§ PROBLEM TO SOLVE: Tally up the lines where the string "segmentnih" appears; reply with the number only.

— start of MATERIAL FOR THIS EXERCISE —

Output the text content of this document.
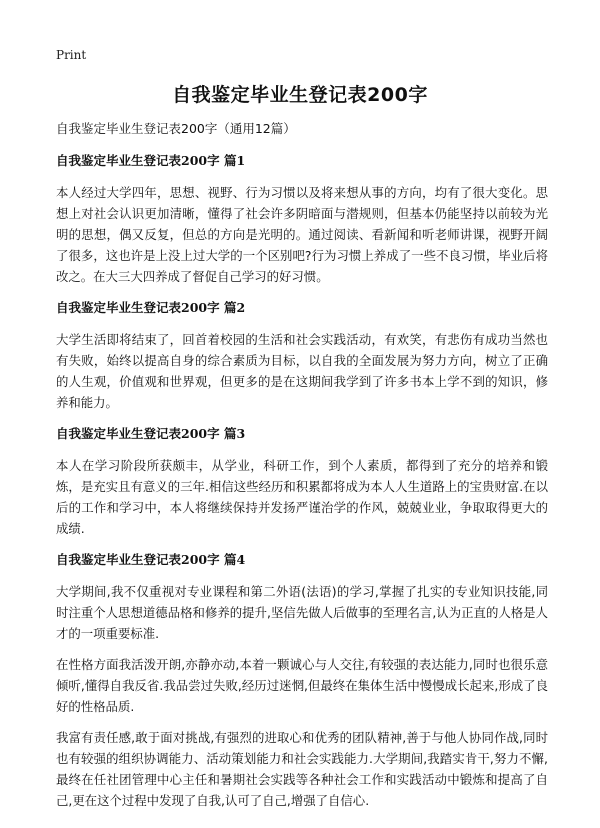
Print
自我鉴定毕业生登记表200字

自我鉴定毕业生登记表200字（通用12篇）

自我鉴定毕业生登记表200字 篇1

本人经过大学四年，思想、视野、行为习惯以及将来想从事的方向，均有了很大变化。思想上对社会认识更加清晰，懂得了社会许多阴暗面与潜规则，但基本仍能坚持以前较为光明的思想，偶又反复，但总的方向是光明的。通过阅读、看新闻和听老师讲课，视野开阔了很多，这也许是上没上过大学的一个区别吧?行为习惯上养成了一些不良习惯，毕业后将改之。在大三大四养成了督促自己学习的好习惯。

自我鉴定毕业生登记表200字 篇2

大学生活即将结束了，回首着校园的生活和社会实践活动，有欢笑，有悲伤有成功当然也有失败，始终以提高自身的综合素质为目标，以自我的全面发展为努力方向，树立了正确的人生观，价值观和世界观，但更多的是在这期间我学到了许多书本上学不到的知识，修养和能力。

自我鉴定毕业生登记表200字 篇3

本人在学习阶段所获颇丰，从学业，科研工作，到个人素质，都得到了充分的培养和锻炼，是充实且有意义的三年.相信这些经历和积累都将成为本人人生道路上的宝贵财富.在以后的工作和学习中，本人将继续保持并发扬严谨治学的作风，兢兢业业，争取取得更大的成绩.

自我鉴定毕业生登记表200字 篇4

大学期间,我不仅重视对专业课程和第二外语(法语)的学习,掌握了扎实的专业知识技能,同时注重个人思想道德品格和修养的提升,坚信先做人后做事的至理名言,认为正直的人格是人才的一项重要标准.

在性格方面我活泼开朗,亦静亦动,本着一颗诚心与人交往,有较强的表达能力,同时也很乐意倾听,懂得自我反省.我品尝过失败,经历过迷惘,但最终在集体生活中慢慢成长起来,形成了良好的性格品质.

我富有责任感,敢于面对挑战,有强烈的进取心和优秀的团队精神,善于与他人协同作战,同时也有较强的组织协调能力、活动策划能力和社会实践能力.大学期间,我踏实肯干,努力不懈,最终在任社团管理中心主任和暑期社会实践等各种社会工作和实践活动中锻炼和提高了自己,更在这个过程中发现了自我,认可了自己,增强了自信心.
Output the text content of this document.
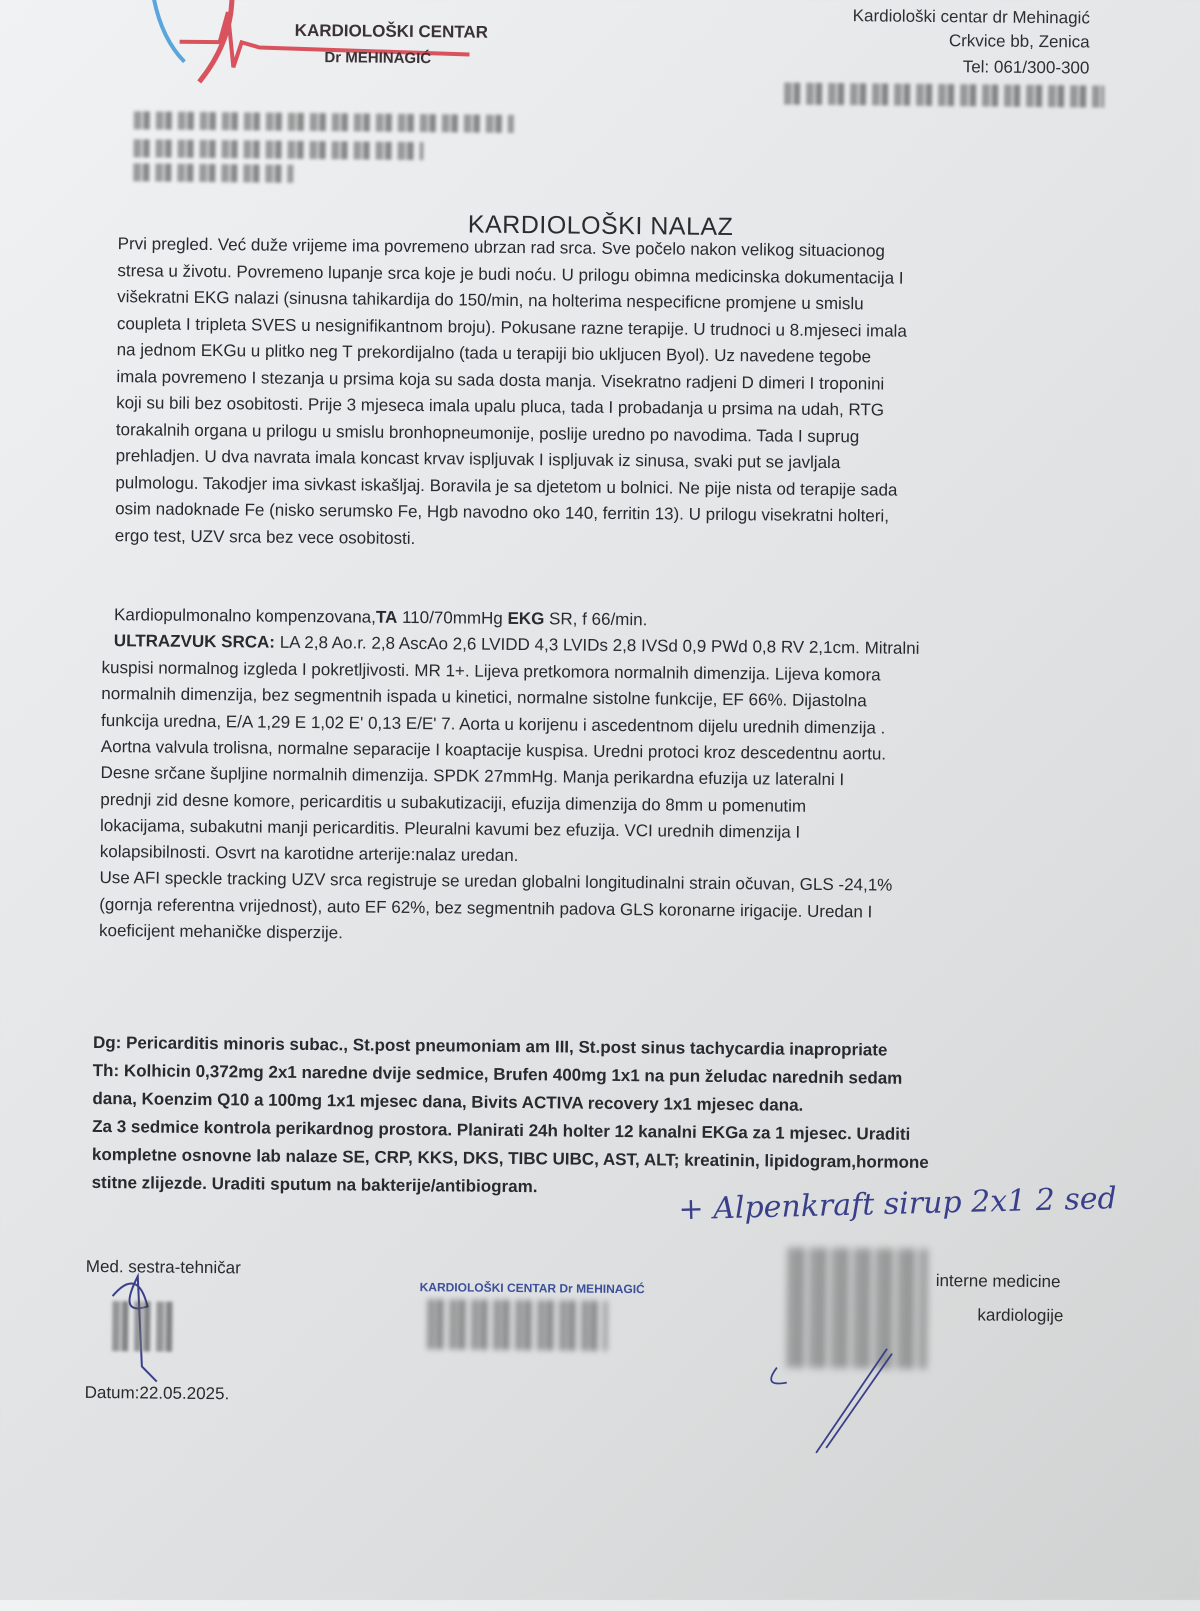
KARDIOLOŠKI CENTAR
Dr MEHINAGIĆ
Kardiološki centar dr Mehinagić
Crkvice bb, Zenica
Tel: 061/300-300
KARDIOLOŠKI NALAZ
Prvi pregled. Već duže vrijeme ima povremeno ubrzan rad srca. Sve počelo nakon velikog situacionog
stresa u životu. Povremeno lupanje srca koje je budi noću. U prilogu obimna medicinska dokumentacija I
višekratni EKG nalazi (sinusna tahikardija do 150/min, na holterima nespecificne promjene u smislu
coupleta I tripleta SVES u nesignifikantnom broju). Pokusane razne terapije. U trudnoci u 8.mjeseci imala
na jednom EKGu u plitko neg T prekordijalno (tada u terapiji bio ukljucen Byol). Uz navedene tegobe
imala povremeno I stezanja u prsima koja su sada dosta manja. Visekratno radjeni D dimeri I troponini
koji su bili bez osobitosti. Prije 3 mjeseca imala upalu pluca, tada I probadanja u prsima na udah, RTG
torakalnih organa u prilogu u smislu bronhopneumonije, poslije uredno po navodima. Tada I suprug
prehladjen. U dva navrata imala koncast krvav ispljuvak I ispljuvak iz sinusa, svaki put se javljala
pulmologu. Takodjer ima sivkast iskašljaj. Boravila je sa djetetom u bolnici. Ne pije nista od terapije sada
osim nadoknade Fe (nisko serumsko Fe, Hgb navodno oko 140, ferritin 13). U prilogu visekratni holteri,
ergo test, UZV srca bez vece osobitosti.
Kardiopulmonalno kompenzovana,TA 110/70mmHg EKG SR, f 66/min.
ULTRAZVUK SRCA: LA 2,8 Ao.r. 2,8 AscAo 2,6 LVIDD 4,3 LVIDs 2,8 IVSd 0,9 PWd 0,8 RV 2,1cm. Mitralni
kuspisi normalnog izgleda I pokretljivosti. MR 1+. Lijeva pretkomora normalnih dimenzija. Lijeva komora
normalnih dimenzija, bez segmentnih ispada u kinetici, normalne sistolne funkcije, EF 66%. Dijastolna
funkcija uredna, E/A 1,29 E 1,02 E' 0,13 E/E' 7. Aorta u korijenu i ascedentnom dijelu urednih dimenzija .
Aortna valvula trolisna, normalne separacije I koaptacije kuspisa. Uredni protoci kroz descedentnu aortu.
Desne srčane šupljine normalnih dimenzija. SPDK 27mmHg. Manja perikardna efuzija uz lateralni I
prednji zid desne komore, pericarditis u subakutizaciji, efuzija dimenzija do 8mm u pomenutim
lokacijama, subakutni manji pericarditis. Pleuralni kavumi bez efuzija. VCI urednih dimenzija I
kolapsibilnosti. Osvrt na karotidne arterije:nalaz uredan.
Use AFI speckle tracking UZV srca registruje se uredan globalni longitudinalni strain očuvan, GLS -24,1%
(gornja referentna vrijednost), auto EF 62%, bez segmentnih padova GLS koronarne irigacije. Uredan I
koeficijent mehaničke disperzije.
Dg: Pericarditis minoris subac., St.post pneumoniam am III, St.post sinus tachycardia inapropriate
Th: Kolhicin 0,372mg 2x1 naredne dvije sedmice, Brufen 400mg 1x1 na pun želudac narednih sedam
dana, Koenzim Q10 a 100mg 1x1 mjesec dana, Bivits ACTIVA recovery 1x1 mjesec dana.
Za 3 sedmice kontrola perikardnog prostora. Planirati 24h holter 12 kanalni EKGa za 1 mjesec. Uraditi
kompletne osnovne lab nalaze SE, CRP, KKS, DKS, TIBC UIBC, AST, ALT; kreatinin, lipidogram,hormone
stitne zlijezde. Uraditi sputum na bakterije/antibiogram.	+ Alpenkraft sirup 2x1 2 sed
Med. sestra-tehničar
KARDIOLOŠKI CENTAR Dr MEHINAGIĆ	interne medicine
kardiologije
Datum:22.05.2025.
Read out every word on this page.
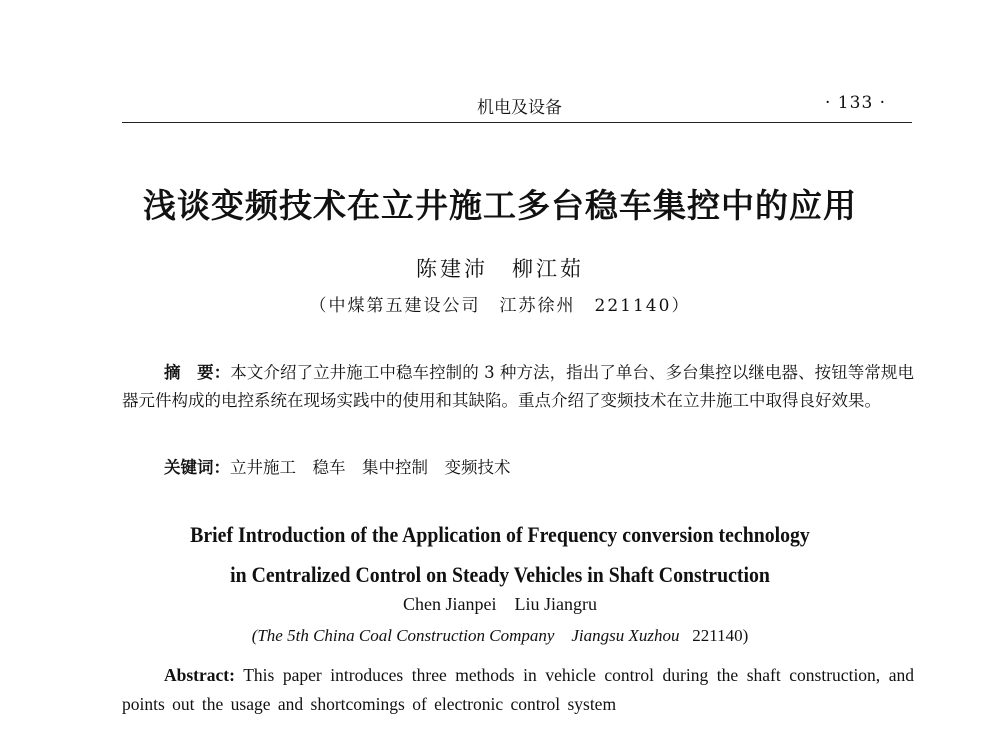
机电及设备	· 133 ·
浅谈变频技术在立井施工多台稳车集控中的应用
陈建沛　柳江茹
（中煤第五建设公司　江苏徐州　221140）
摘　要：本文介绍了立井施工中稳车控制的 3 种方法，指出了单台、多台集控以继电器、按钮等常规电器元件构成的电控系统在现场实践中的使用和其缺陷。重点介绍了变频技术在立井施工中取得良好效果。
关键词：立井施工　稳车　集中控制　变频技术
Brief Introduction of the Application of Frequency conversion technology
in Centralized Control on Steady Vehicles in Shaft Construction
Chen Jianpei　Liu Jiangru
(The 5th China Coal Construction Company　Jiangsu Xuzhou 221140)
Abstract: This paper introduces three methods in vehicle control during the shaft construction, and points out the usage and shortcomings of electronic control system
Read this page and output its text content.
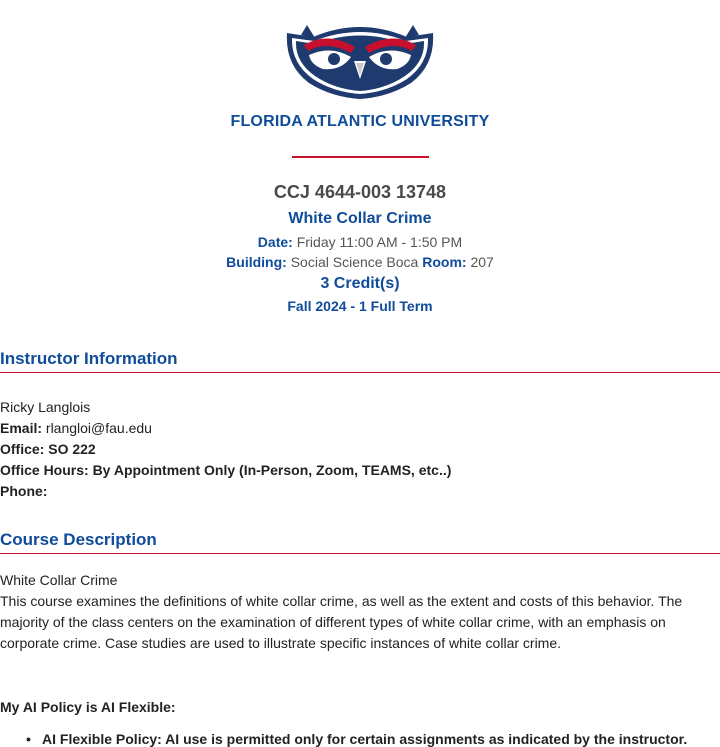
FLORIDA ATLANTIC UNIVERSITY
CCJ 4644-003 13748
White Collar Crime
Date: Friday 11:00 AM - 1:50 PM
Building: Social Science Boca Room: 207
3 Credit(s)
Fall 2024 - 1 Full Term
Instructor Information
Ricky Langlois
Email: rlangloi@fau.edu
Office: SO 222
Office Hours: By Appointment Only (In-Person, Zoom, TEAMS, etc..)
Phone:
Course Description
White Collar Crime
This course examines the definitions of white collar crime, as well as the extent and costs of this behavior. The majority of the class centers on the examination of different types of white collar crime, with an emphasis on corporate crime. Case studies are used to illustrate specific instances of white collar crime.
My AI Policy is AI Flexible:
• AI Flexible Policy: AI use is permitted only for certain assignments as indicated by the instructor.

— end of MATERIAL FOR THIS EXERCISE —

§ OUTPUT OF THE EXERCISE: 2